== Your task ==
Find the lines that contain the word "kuluessa" and copy each one.

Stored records

━━━━━━━━━━━━━━━━

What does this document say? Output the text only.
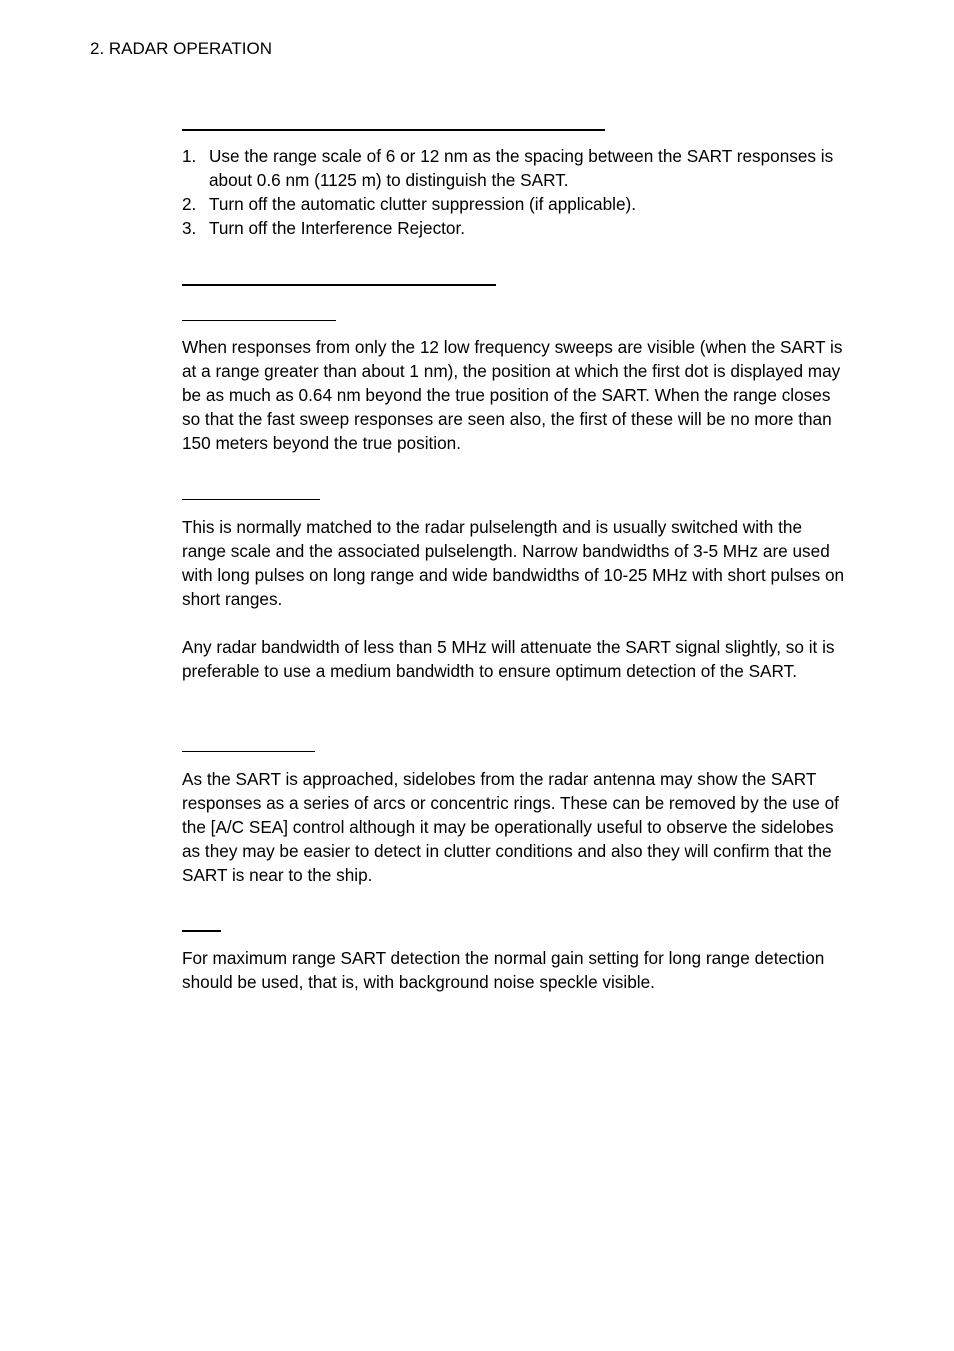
2. RADAR OPERATION
1. Use the range scale of 6 or 12 nm as the spacing between the SART responses is about 0.6 nm (1125 m) to distinguish the SART.
2. Turn off the automatic clutter suppression (if applicable).
3. Turn off the Interference Rejector.

When responses from only the 12 low frequency sweeps are visible (when the SART is at a range greater than about 1 nm), the position at which the first dot is displayed may be as much as 0.64 nm beyond the true position of the SART. When the range closes so that the fast sweep responses are seen also, the first of these will be no more than 150 meters beyond the true position.

This is normally matched to the radar pulselength and is usually switched with the range scale and the associated pulselength. Narrow bandwidths of 3-5 MHz are used with long pulses on long range and wide bandwidths of 10-25 MHz with short pulses on short ranges.

Any radar bandwidth of less than 5 MHz will attenuate the SART signal slightly, so it is preferable to use a medium bandwidth to ensure optimum detection of the SART.

As the SART is approached, sidelobes from the radar antenna may show the SART responses as a series of arcs or concentric rings. These can be removed by the use of the [A/C SEA] control although it may be operationally useful to observe the sidelobes as they may be easier to detect in clutter conditions and also they will confirm that the SART is near to the ship.

For maximum range SART detection the normal gain setting for long range detection should be used, that is, with background noise speckle visible.
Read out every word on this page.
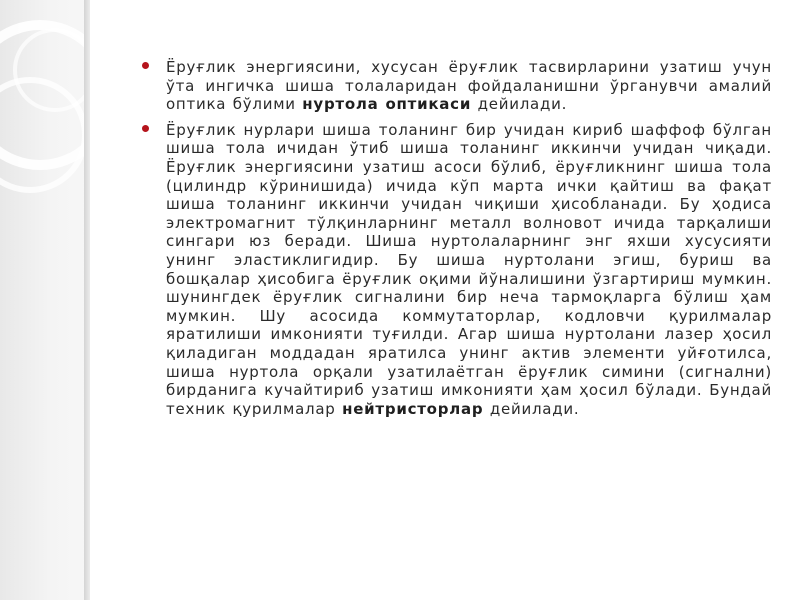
Ёруғлик энергиясини, хусусан ёруғлик тасвирларини узатиш учун ўта ингичка шиша толаларидан фойдаланишни ўрганувчи амалий оптика бўлими нуртола оптикаси дейилади.
Ёруғлик нурлари шиша толанинг бир учидан кириб шаффоф бўлган шиша тола ичидан ўтиб шиша толанинг иккинчи учидан чиқади. Ёруғлик энергиясини узатиш асоси бўлиб, ёруғликнинг шиша тола (цилиндр кўринишида) ичида кўп марта ички қайтиш ва фақат шиша толанинг иккинчи учидан чиқиши ҳисобланади. Бу ҳодиса электромагнит тўлқинларнинг металл волновот ичида тарқалиши сингари юз беради. Шиша нуртолаларнинг энг яхши хусусияти унинг эластиклигидир. Бу шиша нуртолани эгиш, буриш ва бошқалар ҳисобига ёруғлик оқими йўналишини ўзгартириш мумкин. шунингдек ёруғлик сигналини бир неча тармоқларга бўлиш ҳам мумкин. Шу асосида коммутаторлар, кодловчи қурилмалар яратилиши имконияти туғилди. Агар шиша нуртолани лазер ҳосил қиладиган моддадан яратилса унинг актив элементи уйғотилса, шиша нуртола орқали узатилаётган ёруғлик симини (сигнални) бирданига кучайтириб узатиш имконияти ҳам ҳосил бўлади. Бундай техник қурилмалар нейтристорлар дейилади.
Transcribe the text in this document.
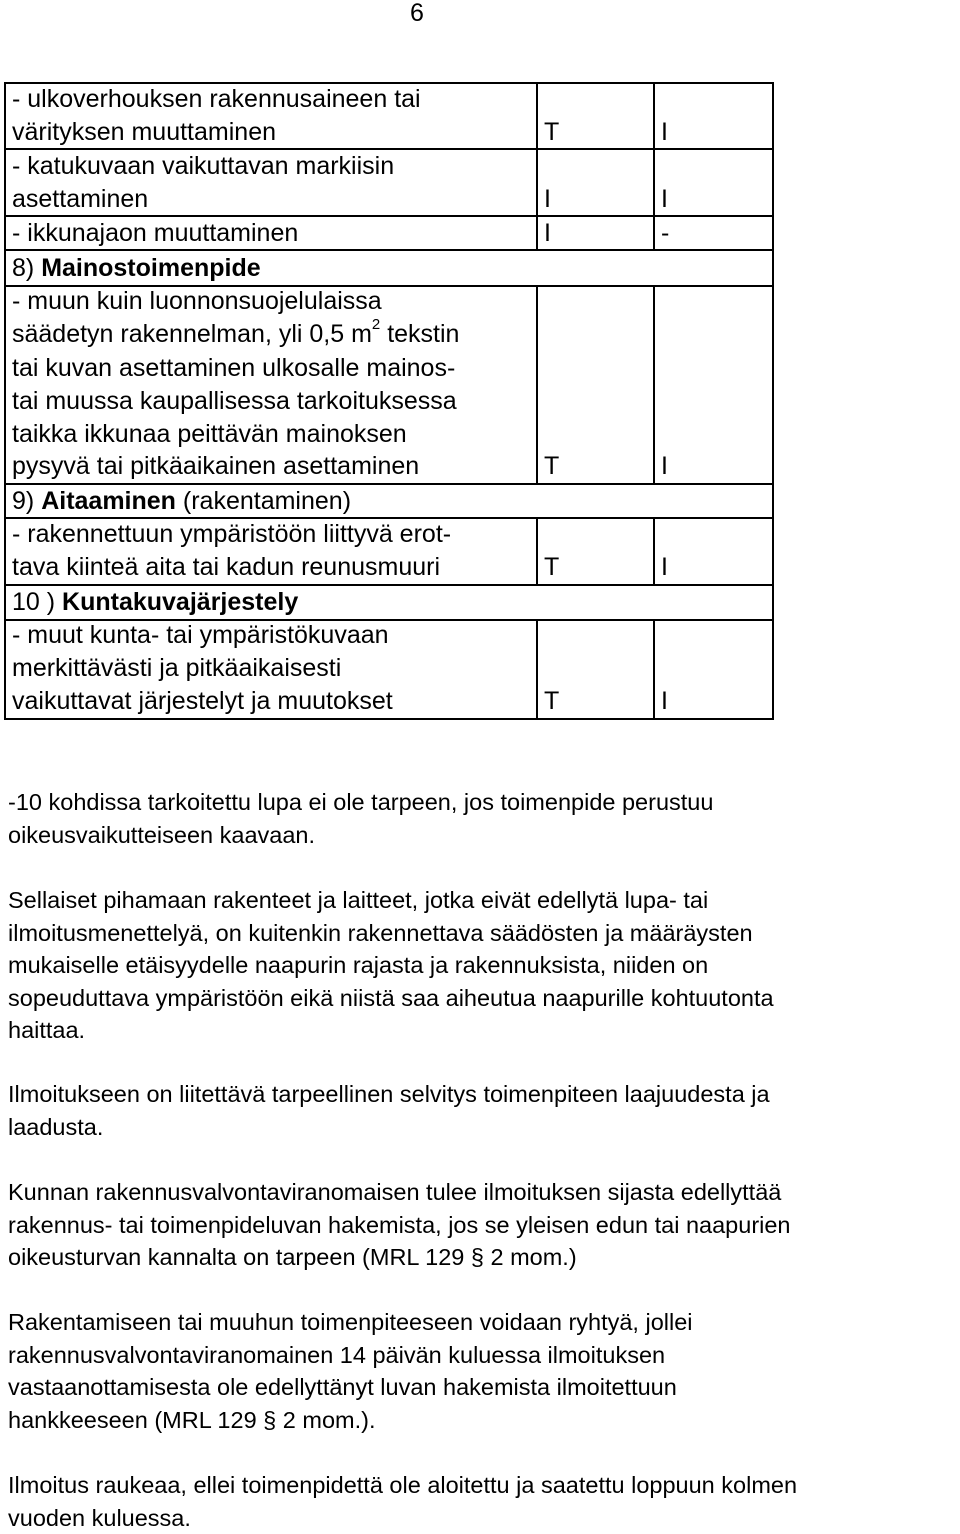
6
- ulkoverhouksen rakennusaineen tai
värityksen muuttaminen	T	I
- katukuvaan vaikuttavan markiisin
asettaminen	I	I
- ikkunajaon muuttaminen	I	-
8) Mainostoimenpide
- muun kuin luonnonsuojelulaissa
säädetyn rakennelman, yli 0,5 $m^2$ tekstin
tai kuvan asettaminen ulkosalle mainos-
tai muussa kaupallisessa tarkoituksessa
taikka ikkunaa peittävän mainoksen
pysyvä tai pitkäaikainen asettaminen	T	I
9) Aitaaminen (rakentaminen)
- rakennettuun ympäristöön liittyvä erot-
tava kiinteä aita tai kadun reunusmuuri	T	I
10 ) Kuntakuvajärjestely
- muut kunta- tai ympäristökuvaan
merkittävästi ja pitkäaikaisesti
vaikuttavat järjestelyt ja muutokset	T	I

-10 kohdissa tarkoitettu lupa ei ole tarpeen, jos toimenpide perustuu
oikeusvaikutteiseen kaavaan.

Sellaiset pihamaan rakenteet ja laitteet, jotka eivät edellytä lupa- tai
ilmoitusmenettelyä, on kuitenkin rakennettava säädösten ja määräysten
mukaiselle etäisyydelle naapurin rajasta ja rakennuksista, niiden on
sopeuduttava ympäristöön eikä niistä saa aiheutua naapurille kohtuutonta
haittaa.

Ilmoitukseen on liitettävä tarpeellinen selvitys toimenpiteen laajuudesta ja
laadusta.

Kunnan rakennusvalvontaviranomaisen tulee ilmoituksen sijasta edellyttää
rakennus- tai toimenpideluvan hakemista, jos se yleisen edun tai naapurien
oikeusturvan kannalta on tarpeen (MRL 129 § 2 mom.)

Rakentamiseen tai muuhun toimenpiteeseen voidaan ryhtyä, jollei
rakennusvalvontaviranomainen 14 päivän kuluessa ilmoituksen
vastaanottamisesta ole edellyttänyt luvan hakemista ilmoitettuun
hankkeeseen (MRL 129 § 2 mom.).

Ilmoitus raukeaa, ellei toimenpidettä ole aloitettu ja saatettu loppuun kolmen
vuoden kuluessa.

━━━━━━━━━━━━━━━━

== Response ==
rakennusvalvontaviranomainen 14 päivän kuluessa ilmoituksen
vuoden kuluessa.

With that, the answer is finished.